◆ Given data ◆

----

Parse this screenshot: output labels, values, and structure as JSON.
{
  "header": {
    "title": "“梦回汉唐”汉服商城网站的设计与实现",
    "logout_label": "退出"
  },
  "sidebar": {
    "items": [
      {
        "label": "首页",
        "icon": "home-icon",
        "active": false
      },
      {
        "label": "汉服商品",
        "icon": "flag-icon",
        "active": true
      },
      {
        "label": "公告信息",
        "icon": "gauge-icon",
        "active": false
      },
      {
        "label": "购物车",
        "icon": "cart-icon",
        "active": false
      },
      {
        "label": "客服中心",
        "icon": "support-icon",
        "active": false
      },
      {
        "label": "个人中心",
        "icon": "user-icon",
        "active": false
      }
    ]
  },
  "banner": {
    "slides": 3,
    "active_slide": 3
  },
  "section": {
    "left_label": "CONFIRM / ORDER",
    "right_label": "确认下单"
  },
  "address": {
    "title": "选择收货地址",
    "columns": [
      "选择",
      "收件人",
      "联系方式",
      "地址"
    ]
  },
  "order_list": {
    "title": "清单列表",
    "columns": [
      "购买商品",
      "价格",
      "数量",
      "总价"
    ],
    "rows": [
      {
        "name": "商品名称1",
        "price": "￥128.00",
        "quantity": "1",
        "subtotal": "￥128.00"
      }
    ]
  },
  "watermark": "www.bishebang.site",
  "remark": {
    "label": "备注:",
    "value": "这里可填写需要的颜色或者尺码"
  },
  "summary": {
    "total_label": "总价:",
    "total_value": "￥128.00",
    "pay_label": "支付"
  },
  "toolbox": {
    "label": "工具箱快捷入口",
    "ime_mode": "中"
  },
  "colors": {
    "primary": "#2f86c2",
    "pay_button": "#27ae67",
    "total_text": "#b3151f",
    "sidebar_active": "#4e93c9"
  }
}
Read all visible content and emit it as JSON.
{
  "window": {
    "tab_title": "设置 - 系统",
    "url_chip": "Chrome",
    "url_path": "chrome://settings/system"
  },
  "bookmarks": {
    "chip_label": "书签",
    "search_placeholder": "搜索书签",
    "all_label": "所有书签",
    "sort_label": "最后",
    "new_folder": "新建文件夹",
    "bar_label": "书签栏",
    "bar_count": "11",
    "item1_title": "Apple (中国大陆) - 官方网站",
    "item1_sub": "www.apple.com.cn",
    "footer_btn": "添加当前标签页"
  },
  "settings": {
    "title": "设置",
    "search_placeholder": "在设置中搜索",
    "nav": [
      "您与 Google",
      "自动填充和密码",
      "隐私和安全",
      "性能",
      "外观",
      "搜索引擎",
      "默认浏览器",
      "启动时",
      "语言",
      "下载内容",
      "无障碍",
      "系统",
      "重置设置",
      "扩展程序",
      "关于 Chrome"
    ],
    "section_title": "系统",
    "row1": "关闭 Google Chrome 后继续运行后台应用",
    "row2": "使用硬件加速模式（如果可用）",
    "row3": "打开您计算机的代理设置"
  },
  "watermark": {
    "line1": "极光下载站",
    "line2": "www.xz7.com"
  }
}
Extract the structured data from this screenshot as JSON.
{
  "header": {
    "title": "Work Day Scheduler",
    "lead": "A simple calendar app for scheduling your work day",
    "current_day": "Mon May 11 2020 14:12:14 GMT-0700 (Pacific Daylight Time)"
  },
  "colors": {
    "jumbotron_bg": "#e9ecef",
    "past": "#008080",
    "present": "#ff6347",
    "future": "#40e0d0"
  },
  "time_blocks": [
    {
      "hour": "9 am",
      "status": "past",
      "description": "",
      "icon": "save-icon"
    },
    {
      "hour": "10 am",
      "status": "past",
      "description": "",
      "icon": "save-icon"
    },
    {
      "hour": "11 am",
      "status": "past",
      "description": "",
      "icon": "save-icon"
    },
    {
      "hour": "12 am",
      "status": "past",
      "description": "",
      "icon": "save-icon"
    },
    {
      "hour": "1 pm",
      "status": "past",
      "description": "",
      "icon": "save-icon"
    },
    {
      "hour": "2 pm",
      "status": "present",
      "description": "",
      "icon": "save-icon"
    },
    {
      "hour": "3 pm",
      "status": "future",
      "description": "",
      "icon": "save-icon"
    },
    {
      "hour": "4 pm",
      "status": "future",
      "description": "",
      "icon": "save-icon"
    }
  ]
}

----

◆ Instructions for the task ◆
From the data, list each line in which the string "this" appears.

◆ Written reply ◆
Parse this screenshot: output labels, values, and structure as JSON.
Extract the structured data from this screenshot as JSON.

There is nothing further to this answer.